By Ragnhild Kjetland - Dec 4, 2011 5:26 AM GMT+0700

SAP AG (SAP), the largest maker of business-management software, agreed to buy SuccessFactors Inc. for $3.4 billion in cash to keep pace with archrival Oracle Corp. in the cloud-computing market.

SAP will purchase San Mateo, California-based SuccessFactors, which makes software used to manage employee performance, for $40 per share. That's 52 percent more than the closing price in New York trading on Dec. 2, Walldorf, Germany-based SAP said in an e-mailed statement today.

SAP is promoting cloud computing, which lets clients rent software delivered over the Web rather than install it on their own machines, as a safe way to outsource data centers and reduce the need for hardware. The deal comes six weeks after Oracle agreed to buy RightNow Technologies Inc. for $1.5 billion.

“This is a much-needed move by SAP,” Ray Wang, head of San Francisco-based Constellation Research, said in a phone interview. “What SAP had in human resources -- basic transactional software such as payroll -- was good enough for the old era. In the new era, performance reviews and talent management will be important.”

SuccessFactors (SFSF) was founded in 2001 and has more than 3,500 customers with more than 15 million subscribers in 168 countries, according to its website. The U.S. company is predicted to have $502 million in revenue in 2013, up from $332 million this year, according to analysts in a Bloomberg survey.

‘Marvelous Addition’

“We saw Oracle buy RightNow Technologies just a couple of weeks ago at 5.5 times that company’s next year revenue and SAP is going to pay almost 8 times 2012 revenue, said Brendan Barnicle,” an analyst at Pacific Crest Securities in Portland, Oregon. “But these guys are growing much faster than other people in software on demand, this is a marvelous addition for SAP.”

SAP co-Chief Executive Officer Bill McDermott said on a conference call today that the SuccessFactors deal will help SAP achieve its goal of exceeding 20 billion euros in sales in 2015. SuccessFactors founder Lars Dalgaard will join SAP’s board and head the company’s cloud business.

The deal will “slightly” dilute earnings per share in 2012 before adding to profit in subsequent years, the company said. SAP will still be able to reach a 35 percent profit margin by 2015, even as Chief Financial Officer Werner Brandt said that companies that sell software that is accessed over the Internet have a lower margin than other software.

Getting Bolder

McDermott said the “scale” SuccessFactors brings to SAP’s cloud offering will help it maintain the 2015 margin target. The German company expects to complete the transaction in the first quarter of next year.

The SuccessFactors deal shows that SAP co-CEOs McDermott and Jim Hagemann Snabe, who took the helm in February last year, don’t have the same reluctance as the German company’s last two CEOs, Leo Apotheker and Henning Kagermann, to expand through acquisitions.

While Oracle Corp. (ORCL) has spent more than $42 billion on takeovers since the beginning of 2005, SAP had only made only two large acquisitions in its 39-year history before SuccessFactors: Sybase, a maker of mobile-device applications, for $5.8 billion in May last year and business-intelligence company Business Objects for 4.8 billion euros in 2007.

ACTION ITEM ::
Transcribe the passage of the SAP–SuccessFactors article starting with "SAP AG (SAP), the" and going on through "for $1.5 billion.".

DATA ::
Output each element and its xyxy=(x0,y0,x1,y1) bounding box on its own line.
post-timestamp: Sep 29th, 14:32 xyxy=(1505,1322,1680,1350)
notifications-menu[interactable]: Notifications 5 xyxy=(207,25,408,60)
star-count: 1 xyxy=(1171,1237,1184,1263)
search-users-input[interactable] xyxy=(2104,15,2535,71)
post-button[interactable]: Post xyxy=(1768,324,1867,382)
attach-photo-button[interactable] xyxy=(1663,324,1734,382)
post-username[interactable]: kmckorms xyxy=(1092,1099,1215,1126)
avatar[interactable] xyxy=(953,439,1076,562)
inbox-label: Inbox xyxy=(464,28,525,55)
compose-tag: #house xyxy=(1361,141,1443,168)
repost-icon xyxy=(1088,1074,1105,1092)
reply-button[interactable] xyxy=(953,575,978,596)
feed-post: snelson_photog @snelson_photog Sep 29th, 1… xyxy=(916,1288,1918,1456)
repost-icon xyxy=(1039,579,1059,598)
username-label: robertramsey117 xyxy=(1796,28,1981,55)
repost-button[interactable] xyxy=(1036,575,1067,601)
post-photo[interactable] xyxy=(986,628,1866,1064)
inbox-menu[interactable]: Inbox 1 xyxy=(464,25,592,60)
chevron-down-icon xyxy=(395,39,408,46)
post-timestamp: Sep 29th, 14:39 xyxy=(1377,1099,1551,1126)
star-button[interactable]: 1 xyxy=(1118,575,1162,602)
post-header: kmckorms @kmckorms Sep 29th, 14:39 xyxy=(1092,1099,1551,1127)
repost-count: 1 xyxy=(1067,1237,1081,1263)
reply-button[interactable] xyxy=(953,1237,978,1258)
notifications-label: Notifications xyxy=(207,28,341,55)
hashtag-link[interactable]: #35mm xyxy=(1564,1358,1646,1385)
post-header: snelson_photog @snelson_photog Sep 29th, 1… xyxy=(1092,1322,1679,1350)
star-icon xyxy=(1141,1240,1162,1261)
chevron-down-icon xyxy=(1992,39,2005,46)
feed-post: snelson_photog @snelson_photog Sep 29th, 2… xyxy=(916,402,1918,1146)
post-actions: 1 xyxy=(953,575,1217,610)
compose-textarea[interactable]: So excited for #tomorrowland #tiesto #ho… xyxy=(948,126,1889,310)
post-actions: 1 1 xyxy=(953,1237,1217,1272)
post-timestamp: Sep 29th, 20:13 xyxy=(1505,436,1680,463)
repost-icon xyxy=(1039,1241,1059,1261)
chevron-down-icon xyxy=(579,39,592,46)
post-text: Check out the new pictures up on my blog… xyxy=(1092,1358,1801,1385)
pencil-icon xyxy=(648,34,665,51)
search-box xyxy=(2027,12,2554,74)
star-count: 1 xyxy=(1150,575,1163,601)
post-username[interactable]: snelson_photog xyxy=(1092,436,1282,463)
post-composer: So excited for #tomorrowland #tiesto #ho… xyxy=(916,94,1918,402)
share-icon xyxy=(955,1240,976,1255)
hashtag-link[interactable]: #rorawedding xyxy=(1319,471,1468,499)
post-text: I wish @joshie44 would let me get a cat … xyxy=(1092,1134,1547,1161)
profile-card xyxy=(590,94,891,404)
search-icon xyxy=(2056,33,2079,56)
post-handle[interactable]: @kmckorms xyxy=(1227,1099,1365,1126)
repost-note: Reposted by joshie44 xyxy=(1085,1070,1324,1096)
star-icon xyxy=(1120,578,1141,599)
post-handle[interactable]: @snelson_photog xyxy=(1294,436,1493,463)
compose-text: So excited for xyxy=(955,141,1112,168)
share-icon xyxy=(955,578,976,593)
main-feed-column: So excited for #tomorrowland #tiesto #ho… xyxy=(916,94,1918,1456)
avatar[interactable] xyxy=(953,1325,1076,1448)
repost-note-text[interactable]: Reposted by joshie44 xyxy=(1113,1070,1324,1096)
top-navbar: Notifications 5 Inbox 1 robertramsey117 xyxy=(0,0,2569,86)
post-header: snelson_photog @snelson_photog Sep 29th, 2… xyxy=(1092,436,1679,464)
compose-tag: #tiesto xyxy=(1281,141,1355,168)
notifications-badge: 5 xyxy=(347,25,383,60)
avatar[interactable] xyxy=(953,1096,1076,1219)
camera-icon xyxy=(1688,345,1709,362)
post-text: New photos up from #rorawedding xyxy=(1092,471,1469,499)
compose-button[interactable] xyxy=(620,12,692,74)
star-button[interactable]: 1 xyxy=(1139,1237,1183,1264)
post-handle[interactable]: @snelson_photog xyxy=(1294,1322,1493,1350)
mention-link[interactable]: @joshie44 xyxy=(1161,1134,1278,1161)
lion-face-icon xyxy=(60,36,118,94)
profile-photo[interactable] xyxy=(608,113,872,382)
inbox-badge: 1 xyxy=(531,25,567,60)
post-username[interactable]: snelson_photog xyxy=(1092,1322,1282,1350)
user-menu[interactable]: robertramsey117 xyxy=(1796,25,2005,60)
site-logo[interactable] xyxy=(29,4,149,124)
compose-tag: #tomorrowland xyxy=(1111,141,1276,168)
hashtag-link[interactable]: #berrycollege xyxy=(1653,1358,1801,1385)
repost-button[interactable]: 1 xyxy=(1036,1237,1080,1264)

ANSWER FOR THE TASK ::
SAP AG (SAP), the largest maker of business-management software, agreed to buy SuccessFactors Inc. for $3.4 billion in cash to keep pace with archrival Oracle Corp. in the cloud-computing market.

SAP will purchase San Mateo, California-based SuccessFactors, which makes software used to manage employee performance, for $40 per share. That's 52 percent more than the closing price in New York trading on Dec. 2, Walldorf, Germany-based SAP said in an e-mailed statement today.

SAP is promoting cloud computing, which lets clients rent software delivered over the Web rather than install it on their own machines, as a safe way to outsource data centers and reduce the need for hardware. The deal comes six weeks after Oracle agreed to buy RightNow Technologies Inc. for $1.5 billion.